§ **Directive**
Reproduce the lines of the records exactly, from the line containing "Enumerate the UI" up to and including the line containing "data-point xyxy=(1037,61,1059,83)", and leave the pictures out of your answer.

§ **Material shown**

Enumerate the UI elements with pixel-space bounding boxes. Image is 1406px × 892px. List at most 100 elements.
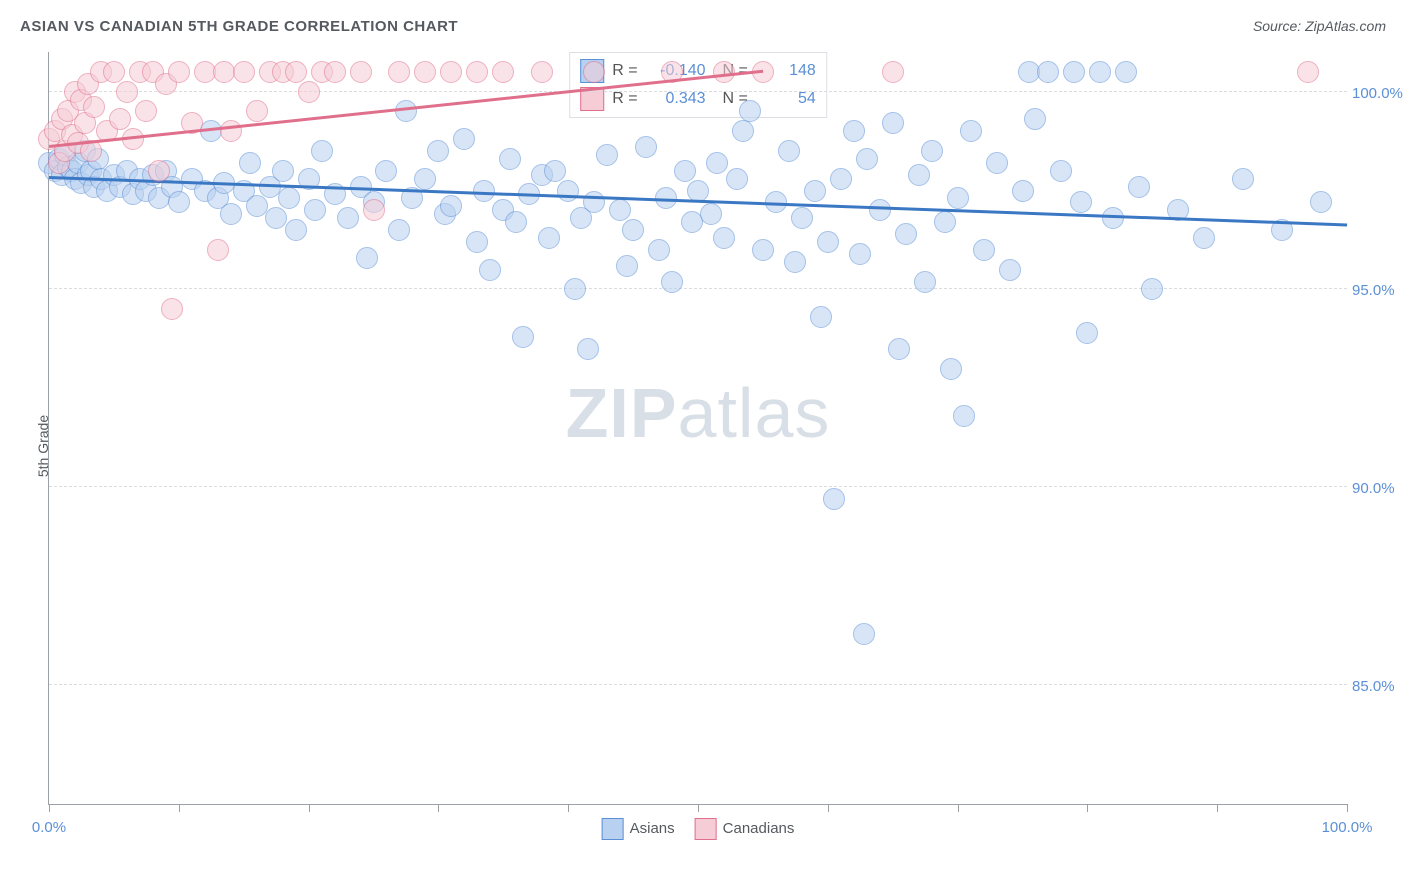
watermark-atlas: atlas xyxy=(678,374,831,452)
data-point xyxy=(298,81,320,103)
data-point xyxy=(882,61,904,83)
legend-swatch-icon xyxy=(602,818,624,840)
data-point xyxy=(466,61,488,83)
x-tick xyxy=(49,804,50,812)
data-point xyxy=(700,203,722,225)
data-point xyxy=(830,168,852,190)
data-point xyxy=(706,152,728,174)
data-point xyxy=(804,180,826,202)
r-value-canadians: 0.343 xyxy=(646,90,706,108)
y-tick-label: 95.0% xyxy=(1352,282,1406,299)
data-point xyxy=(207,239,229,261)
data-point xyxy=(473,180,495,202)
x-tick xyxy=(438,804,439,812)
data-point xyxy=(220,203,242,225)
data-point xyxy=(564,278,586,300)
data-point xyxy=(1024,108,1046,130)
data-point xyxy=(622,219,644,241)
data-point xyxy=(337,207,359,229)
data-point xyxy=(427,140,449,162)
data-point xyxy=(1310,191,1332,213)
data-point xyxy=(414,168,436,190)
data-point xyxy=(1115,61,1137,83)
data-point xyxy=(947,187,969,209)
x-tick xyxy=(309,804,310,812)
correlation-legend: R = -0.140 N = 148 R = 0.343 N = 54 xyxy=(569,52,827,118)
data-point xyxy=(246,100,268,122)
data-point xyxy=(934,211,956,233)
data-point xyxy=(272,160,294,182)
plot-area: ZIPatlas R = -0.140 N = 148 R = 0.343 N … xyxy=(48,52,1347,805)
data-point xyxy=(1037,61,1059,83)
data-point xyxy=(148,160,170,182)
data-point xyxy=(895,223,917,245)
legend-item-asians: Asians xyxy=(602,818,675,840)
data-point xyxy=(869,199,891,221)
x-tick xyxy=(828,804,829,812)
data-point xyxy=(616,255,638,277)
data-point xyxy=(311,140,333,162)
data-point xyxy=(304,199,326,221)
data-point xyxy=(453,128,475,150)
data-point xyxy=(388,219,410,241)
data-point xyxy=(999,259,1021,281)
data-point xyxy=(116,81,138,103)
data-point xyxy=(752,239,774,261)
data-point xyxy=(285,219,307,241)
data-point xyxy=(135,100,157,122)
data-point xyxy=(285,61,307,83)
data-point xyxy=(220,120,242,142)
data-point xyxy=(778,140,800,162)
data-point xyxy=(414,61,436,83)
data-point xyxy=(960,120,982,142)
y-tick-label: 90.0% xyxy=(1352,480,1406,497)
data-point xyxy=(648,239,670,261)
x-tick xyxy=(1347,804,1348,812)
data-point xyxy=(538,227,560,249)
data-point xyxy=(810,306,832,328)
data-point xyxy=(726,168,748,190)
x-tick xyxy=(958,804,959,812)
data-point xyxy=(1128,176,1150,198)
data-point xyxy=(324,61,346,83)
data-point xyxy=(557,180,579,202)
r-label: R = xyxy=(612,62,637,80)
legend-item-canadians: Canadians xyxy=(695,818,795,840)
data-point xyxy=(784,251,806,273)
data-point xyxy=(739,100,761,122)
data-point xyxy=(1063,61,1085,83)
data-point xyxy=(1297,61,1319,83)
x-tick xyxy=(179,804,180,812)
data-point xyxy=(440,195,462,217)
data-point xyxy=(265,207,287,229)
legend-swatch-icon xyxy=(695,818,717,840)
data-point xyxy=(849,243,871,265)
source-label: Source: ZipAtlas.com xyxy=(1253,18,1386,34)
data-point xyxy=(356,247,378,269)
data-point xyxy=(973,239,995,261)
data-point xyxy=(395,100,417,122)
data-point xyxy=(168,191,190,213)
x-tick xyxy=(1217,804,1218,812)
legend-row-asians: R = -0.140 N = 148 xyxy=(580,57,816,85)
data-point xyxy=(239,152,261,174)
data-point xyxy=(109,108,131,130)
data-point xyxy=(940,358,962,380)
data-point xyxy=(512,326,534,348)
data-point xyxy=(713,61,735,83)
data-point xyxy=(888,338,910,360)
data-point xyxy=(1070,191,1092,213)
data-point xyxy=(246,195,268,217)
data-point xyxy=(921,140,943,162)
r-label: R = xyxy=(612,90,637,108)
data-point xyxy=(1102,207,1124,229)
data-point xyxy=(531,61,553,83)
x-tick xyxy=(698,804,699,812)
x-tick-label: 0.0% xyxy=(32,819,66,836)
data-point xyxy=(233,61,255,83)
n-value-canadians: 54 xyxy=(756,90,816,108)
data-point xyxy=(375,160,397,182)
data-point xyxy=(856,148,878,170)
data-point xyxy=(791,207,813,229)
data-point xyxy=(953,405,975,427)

==

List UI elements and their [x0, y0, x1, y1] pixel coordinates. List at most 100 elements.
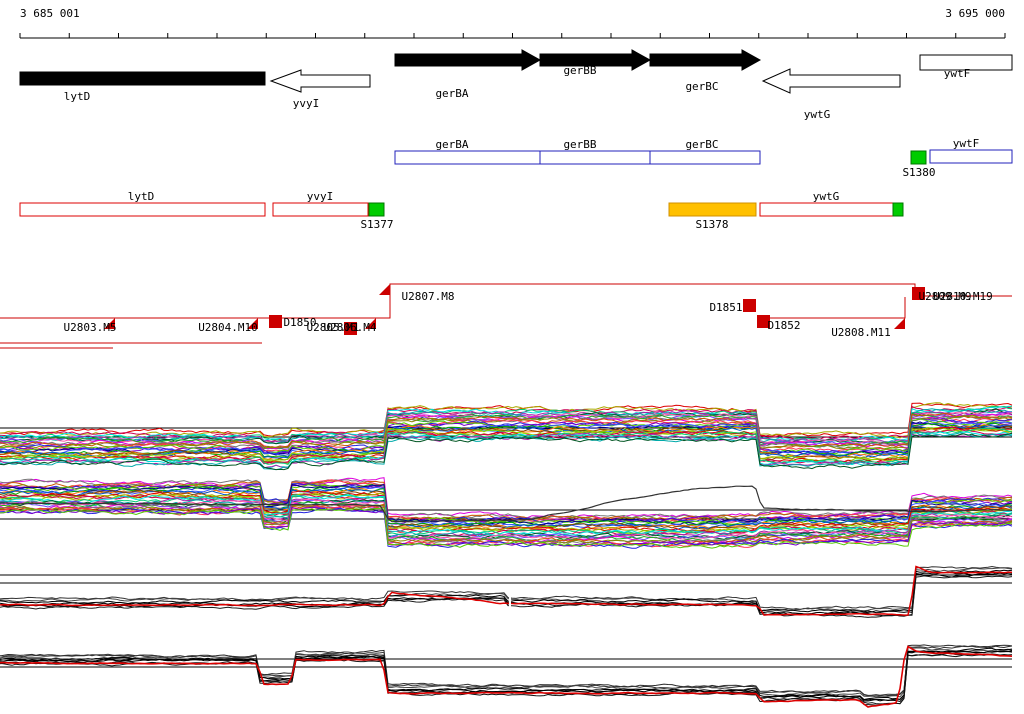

--

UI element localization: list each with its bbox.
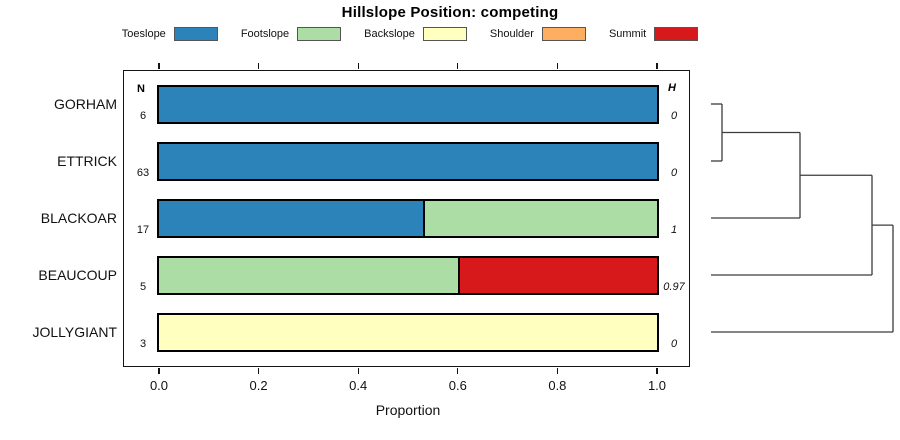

§ **Complete output**
Enumerate the UI elements with pixel-space bounding boxes. Image is 1406px × 892px. List at most 100 elements.
watermark-atlas: atlas xyxy=(678,374,831,452)
data-point xyxy=(298,81,320,103)
data-point xyxy=(882,61,904,83)
legend-swatch-icon xyxy=(602,818,624,840)
data-point xyxy=(466,61,488,83)
x-tick xyxy=(49,804,50,812)
data-point xyxy=(700,203,722,225)
data-point xyxy=(830,168,852,190)
data-point xyxy=(706,152,728,174)
data-point xyxy=(804,180,826,202)
r-value-canadians: 0.343 xyxy=(646,90,706,108)
y-tick-label: 95.0% xyxy=(1352,282,1406,299)
data-point xyxy=(207,239,229,261)
data-point xyxy=(473,180,495,202)
x-tick xyxy=(438,804,439,812)
data-point xyxy=(220,203,242,225)
data-point xyxy=(564,278,586,300)
data-point xyxy=(1024,108,1046,130)
data-point xyxy=(622,219,644,241)
data-point xyxy=(337,207,359,229)
data-point xyxy=(427,140,449,162)
data-point xyxy=(1310,191,1332,213)
data-point xyxy=(414,168,436,190)
data-point xyxy=(1115,61,1137,83)
data-point xyxy=(947,187,969,209)
x-tick xyxy=(309,804,310,812)
correlation-legend: R = -0.140 N = 148 R = 0.343 N = 54 xyxy=(569,52,827,118)
data-point xyxy=(246,100,268,122)
data-point xyxy=(934,211,956,233)
data-point xyxy=(272,160,294,182)
plot-area: ZIPatlas R = -0.140 N = 148 R = 0.343 N … xyxy=(48,52,1347,805)
data-point xyxy=(1037,61,1059,83)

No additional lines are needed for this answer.